(Stored data)
══════════
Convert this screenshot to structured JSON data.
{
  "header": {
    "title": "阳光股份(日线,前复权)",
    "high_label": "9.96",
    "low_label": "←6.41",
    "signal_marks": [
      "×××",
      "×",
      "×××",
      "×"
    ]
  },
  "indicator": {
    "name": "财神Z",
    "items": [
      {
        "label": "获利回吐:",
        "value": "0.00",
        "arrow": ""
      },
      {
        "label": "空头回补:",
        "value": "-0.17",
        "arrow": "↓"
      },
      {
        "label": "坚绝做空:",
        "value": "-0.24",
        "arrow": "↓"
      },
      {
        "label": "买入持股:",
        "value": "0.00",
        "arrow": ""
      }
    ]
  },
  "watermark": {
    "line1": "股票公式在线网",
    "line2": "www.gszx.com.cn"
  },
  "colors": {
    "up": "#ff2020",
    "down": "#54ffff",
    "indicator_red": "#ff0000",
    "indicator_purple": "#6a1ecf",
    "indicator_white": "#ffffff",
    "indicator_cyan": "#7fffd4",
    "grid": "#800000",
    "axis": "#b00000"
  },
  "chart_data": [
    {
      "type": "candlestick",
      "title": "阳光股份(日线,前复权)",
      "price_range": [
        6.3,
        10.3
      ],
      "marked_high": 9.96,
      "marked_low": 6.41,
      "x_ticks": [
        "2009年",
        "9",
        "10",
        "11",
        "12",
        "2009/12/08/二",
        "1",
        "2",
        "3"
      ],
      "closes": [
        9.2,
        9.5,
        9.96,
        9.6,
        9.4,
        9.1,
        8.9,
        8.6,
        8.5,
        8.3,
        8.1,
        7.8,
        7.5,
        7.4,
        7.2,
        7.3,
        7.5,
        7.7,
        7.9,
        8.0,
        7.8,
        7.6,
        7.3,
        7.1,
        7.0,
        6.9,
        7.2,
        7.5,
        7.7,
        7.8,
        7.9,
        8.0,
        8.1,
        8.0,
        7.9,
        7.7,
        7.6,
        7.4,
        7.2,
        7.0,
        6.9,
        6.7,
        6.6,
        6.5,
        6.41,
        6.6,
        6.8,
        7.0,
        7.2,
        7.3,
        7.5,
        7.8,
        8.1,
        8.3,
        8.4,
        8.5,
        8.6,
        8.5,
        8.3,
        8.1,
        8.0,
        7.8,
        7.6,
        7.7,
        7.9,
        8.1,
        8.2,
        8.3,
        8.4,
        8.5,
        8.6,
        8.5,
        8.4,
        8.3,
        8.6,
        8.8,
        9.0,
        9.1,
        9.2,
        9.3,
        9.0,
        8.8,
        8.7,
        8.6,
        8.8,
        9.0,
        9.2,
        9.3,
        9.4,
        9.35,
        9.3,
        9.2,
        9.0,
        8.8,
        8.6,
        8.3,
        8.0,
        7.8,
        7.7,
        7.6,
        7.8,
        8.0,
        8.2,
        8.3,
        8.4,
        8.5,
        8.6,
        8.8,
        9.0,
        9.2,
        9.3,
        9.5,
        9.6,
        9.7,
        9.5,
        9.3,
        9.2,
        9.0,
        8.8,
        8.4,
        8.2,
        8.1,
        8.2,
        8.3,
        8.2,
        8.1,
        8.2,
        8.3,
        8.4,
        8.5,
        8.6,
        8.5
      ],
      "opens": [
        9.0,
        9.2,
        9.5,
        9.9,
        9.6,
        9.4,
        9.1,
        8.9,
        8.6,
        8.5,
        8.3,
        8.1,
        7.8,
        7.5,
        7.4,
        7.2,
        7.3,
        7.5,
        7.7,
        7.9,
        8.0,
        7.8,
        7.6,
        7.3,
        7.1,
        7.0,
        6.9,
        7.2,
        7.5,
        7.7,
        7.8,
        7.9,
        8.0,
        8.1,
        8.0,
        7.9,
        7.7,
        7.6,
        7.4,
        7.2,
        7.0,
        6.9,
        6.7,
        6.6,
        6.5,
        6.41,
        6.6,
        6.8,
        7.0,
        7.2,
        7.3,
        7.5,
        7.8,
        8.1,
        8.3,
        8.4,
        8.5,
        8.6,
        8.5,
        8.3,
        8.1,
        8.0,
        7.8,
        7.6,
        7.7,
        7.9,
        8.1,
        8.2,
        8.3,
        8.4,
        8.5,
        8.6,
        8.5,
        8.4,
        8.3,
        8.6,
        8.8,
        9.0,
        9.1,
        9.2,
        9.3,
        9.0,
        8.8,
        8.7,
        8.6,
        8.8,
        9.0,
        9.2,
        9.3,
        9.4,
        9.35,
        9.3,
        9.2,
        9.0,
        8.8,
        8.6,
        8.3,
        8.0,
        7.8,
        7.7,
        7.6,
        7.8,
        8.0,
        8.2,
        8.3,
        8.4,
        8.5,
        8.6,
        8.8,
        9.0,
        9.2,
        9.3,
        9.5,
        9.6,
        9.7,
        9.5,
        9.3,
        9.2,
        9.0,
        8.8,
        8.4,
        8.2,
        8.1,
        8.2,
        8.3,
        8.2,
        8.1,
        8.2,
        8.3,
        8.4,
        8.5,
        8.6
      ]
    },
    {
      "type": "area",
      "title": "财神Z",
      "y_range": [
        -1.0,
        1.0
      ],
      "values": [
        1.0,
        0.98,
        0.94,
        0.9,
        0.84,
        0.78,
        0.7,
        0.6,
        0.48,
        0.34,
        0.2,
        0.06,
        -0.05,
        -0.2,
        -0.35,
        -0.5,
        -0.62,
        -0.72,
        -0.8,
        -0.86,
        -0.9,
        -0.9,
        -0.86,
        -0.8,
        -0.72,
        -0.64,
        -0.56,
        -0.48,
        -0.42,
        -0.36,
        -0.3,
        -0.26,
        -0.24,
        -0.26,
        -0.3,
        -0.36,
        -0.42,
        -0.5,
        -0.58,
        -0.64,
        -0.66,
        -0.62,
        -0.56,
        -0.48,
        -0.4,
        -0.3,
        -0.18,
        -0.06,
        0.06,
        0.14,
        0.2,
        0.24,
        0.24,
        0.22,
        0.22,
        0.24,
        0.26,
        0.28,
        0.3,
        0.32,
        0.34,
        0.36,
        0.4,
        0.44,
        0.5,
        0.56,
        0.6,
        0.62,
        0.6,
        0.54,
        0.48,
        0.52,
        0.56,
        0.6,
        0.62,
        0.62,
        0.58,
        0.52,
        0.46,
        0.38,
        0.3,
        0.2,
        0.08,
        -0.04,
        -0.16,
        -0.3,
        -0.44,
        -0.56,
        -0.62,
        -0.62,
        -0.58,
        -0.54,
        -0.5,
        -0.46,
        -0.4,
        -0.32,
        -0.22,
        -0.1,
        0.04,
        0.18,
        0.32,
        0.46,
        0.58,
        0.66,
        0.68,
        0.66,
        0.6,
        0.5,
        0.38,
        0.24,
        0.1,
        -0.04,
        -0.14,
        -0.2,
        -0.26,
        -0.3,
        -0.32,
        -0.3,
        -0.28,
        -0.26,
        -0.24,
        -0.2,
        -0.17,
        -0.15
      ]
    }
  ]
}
══════════
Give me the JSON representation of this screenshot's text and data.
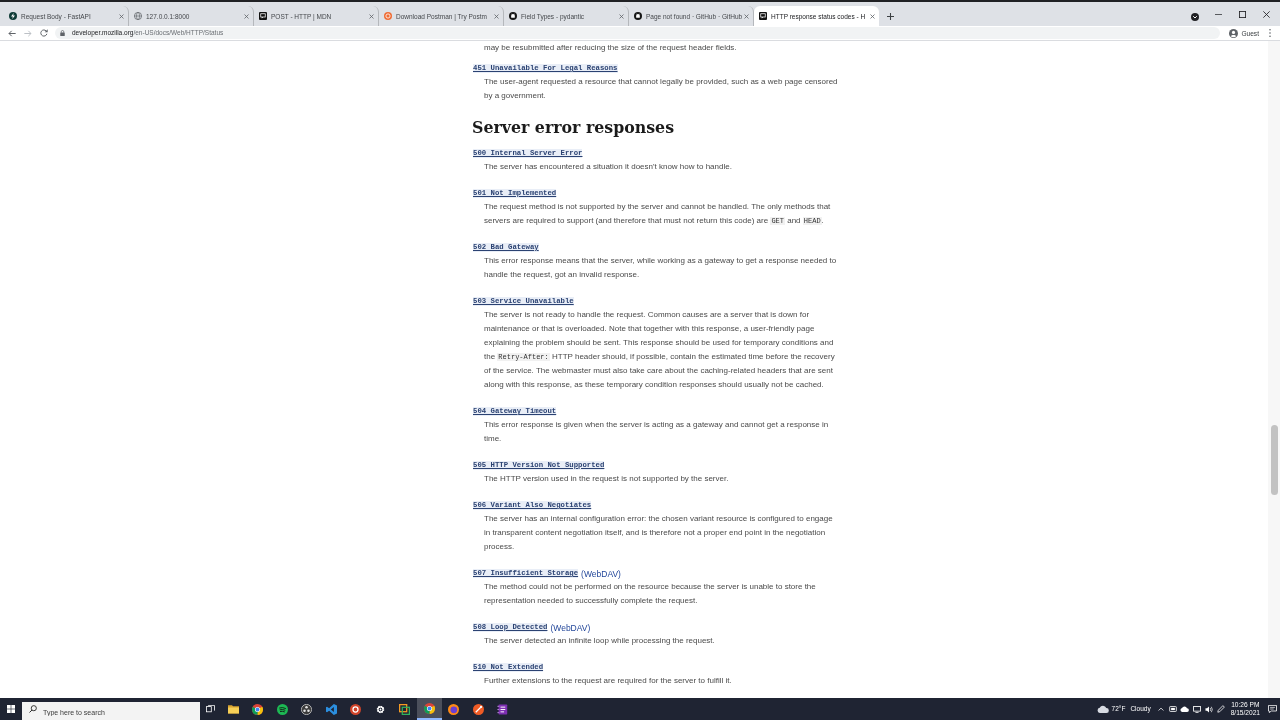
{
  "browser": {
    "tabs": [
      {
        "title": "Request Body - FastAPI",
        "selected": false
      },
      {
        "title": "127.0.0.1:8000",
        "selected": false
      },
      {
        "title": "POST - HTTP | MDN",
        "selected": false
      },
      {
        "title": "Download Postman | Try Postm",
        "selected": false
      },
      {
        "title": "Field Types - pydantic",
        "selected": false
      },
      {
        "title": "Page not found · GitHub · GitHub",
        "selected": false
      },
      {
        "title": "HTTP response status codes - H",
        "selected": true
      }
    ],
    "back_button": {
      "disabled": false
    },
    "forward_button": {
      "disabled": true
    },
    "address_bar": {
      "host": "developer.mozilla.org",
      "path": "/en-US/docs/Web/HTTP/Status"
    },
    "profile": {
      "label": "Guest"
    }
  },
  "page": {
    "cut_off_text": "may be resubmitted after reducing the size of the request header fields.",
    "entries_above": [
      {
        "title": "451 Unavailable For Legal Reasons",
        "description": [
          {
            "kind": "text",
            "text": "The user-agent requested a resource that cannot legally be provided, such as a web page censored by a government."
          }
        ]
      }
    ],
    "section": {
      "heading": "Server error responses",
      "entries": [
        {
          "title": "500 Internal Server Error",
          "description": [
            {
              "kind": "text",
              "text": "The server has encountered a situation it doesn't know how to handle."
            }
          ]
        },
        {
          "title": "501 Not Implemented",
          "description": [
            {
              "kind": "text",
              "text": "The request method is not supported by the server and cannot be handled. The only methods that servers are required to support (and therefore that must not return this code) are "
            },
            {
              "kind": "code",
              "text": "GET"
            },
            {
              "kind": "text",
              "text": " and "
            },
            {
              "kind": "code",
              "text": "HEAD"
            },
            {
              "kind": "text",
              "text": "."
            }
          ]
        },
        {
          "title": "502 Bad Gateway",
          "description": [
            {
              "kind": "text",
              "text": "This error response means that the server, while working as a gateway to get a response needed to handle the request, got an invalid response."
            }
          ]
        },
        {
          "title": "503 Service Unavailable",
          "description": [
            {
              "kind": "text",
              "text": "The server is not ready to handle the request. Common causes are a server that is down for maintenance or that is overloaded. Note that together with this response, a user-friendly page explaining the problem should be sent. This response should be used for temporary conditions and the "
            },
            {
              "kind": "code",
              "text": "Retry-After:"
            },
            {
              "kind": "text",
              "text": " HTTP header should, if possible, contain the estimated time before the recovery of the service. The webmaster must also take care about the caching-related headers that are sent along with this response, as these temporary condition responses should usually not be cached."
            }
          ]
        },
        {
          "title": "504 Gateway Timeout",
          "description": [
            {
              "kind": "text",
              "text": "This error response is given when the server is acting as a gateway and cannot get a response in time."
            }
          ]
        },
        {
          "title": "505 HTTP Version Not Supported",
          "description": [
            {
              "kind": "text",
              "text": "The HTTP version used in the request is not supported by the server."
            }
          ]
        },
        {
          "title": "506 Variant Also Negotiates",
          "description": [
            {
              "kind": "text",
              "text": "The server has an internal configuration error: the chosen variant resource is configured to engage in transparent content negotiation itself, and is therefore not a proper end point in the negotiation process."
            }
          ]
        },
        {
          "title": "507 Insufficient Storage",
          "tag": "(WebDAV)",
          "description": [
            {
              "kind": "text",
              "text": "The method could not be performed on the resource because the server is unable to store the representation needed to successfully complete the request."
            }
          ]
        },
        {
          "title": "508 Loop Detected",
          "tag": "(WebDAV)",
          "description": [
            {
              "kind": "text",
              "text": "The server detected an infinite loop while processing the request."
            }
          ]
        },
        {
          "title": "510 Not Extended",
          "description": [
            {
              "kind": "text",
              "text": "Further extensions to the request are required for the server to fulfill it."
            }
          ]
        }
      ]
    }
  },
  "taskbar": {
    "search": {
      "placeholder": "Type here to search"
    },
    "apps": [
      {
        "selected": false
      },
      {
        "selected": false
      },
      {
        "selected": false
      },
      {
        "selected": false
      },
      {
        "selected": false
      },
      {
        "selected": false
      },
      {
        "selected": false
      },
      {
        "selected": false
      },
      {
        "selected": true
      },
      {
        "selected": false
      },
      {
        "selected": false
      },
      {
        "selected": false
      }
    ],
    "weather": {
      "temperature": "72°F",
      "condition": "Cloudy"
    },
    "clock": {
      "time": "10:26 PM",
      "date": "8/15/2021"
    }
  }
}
══════════
▶ **Requirement**
Which lines hold the word "required"? Show each one.

▶ **Solution to the exercise**
              "text": "The request method is not supported by the server and cannot be handled. The only methods that servers are required to support (and therefore that must not return this code) are "
              "text": "Further extensions to the request are required for the server to fulfill it."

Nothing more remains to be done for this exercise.